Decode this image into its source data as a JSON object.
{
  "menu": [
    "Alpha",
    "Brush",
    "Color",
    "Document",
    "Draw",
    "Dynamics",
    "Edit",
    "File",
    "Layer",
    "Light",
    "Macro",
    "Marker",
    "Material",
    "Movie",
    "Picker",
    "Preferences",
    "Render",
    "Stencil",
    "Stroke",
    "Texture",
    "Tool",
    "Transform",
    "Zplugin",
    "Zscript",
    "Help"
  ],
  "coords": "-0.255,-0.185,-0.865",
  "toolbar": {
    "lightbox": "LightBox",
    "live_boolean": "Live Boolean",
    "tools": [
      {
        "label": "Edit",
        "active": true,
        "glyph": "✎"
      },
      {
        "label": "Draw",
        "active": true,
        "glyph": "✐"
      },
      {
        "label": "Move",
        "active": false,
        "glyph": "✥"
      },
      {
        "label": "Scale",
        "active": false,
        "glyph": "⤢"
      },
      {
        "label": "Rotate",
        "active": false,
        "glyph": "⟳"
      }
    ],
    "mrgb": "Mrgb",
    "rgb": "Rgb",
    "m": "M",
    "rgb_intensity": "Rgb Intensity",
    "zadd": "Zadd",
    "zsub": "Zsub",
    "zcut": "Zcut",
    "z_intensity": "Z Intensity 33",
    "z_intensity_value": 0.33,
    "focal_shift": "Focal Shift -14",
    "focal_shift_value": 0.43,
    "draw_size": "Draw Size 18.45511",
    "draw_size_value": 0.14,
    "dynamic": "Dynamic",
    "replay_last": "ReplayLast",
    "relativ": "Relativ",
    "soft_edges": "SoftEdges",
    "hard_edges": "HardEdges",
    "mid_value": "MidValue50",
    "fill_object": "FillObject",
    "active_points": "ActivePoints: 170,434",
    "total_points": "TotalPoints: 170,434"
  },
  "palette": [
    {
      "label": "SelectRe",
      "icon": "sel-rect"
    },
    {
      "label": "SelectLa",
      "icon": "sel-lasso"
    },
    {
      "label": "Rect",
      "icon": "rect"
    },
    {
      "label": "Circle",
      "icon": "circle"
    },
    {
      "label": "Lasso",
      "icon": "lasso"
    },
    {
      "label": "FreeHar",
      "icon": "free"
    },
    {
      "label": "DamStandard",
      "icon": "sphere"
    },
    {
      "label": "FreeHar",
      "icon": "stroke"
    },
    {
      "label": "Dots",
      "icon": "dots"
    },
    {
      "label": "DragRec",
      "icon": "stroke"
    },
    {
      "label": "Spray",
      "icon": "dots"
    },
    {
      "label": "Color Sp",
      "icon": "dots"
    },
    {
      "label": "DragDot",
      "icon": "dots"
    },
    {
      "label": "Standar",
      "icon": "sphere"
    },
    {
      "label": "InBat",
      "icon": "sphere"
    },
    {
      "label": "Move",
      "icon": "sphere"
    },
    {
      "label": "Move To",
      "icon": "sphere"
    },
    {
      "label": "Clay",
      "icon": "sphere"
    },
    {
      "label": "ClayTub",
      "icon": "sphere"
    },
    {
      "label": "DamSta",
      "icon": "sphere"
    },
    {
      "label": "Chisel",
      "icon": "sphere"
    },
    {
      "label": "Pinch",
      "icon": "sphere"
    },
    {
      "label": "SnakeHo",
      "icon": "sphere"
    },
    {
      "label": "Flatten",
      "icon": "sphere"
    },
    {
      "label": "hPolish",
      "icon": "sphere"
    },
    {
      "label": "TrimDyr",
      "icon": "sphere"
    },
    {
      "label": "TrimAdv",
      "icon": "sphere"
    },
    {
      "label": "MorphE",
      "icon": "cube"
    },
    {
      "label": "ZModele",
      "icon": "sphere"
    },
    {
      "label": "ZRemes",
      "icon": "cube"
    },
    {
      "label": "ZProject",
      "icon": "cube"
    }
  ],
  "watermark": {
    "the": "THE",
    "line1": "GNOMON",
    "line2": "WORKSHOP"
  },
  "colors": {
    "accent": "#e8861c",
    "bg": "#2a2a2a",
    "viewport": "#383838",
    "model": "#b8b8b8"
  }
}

* _Directions for this task_
Each line above must be printed exactly as it appears.

* _Answer for this exercise_
Decode this image into its source data as a JSON object.
{
  "menu": [
    "Alpha",
    "Brush",
    "Color",
    "Document",
    "Draw",
    "Dynamics",
    "Edit",
    "File",
    "Layer",
    "Light",
    "Macro",
    "Marker",
    "Material",
    "Movie",
    "Picker",
    "Preferences",
    "Render",
    "Stencil",
    "Stroke",
    "Texture",
    "Tool",
    "Transform",
    "Zplugin",
    "Zscript",
    "Help"
  ],
  "coords": "-0.255,-0.185,-0.865",
  "toolbar": {
    "lightbox": "LightBox",
    "live_boolean": "Live Boolean",
    "tools": [
      {
        "label": "Edit",
        "active": true,
        "glyph": "✎"
      },
      {
        "label": "Draw",
        "active": true,
        "glyph": "✐"
      },
      {
        "label": "Move",
        "active": false,
        "glyph": "✥"
      },
      {
        "label": "Scale",
        "active": false,
        "glyph": "⤢"
      },
      {
        "label": "Rotate",
        "active": false,
        "glyph": "⟳"
      }
    ],
    "mrgb": "Mrgb",
    "rgb": "Rgb",
    "m": "M",
    "rgb_intensity": "Rgb Intensity",
    "zadd": "Zadd",
    "zsub": "Zsub",
    "zcut": "Zcut",
    "z_intensity": "Z Intensity 33",
    "z_intensity_value": 0.33,
    "focal_shift": "Focal Shift -14",
    "focal_shift_value": 0.43,
    "draw_size": "Draw Size 18.45511",
    "draw_size_value": 0.14,
    "dynamic": "Dynamic",
    "replay_last": "ReplayLast",
    "relativ": "Relativ",
    "soft_edges": "SoftEdges",
    "hard_edges": "HardEdges",
    "mid_value": "MidValue50",
    "fill_object": "FillObject",
    "active_points": "ActivePoints: 170,434",
    "total_points": "TotalPoints: 170,434"
  },
  "palette": [
    {
      "label": "SelectRe",
      "icon": "sel-rect"
    },
    {
      "label": "SelectLa",
      "icon": "sel-lasso"
    },
    {
      "label": "Rect",
      "icon": "rect"
    },
    {
      "label": "Circle",
      "icon": "circle"
    },
    {
      "label": "Lasso",
      "icon": "lasso"
    },
    {
      "label": "FreeHar",
      "icon": "free"
    },
    {
      "label": "DamStandard",
      "icon": "sphere"
    },
    {
      "label": "FreeHar",
      "icon": "stroke"
    },
    {
      "label": "Dots",
      "icon": "dots"
    },
    {
      "label": "DragRec",
      "icon": "stroke"
    },
    {
      "label": "Spray",
      "icon": "dots"
    },
    {
      "label": "Color Sp",
      "icon": "dots"
    },
    {
      "label": "DragDot",
      "icon": "dots"
    },
    {
      "label": "Standar",
      "icon": "sphere"
    },
    {
      "label": "InBat",
      "icon": "sphere"
    },
    {
      "label": "Move",
      "icon": "sphere"
    },
    {
      "label": "Move To",
      "icon": "sphere"
    },
    {
      "label": "Clay",
      "icon": "sphere"
    },
    {
      "label": "ClayTub",
      "icon": "sphere"
    },
    {
      "label": "DamSta",
      "icon": "sphere"
    },
    {
      "label": "Chisel",
      "icon": "sphere"
    },
    {
      "label": "Pinch",
      "icon": "sphere"
    },
    {
      "label": "SnakeHo",
      "icon": "sphere"
    },
    {
      "label": "Flatten",
      "icon": "sphere"
    },
    {
      "label": "hPolish",
      "icon": "sphere"
    },
    {
      "label": "TrimDyr",
      "icon": "sphere"
    },
    {
      "label": "TrimAdv",
      "icon": "sphere"
    },
    {
      "label": "MorphE",
      "icon": "cube"
    },
    {
      "label": "ZModele",
      "icon": "sphere"
    },
    {
      "label": "ZRemes",
      "icon": "cube"
    },
    {
      "label": "ZProject",
      "icon": "cube"
    }
  ],
  "watermark": {
    "the": "THE",
    "line1": "GNOMON",
    "line2": "WORKSHOP"
  },
  "colors": {
    "accent": "#e8861c",
    "bg": "#2a2a2a",
    "viewport": "#383838",
    "model": "#b8b8b8"
  }
}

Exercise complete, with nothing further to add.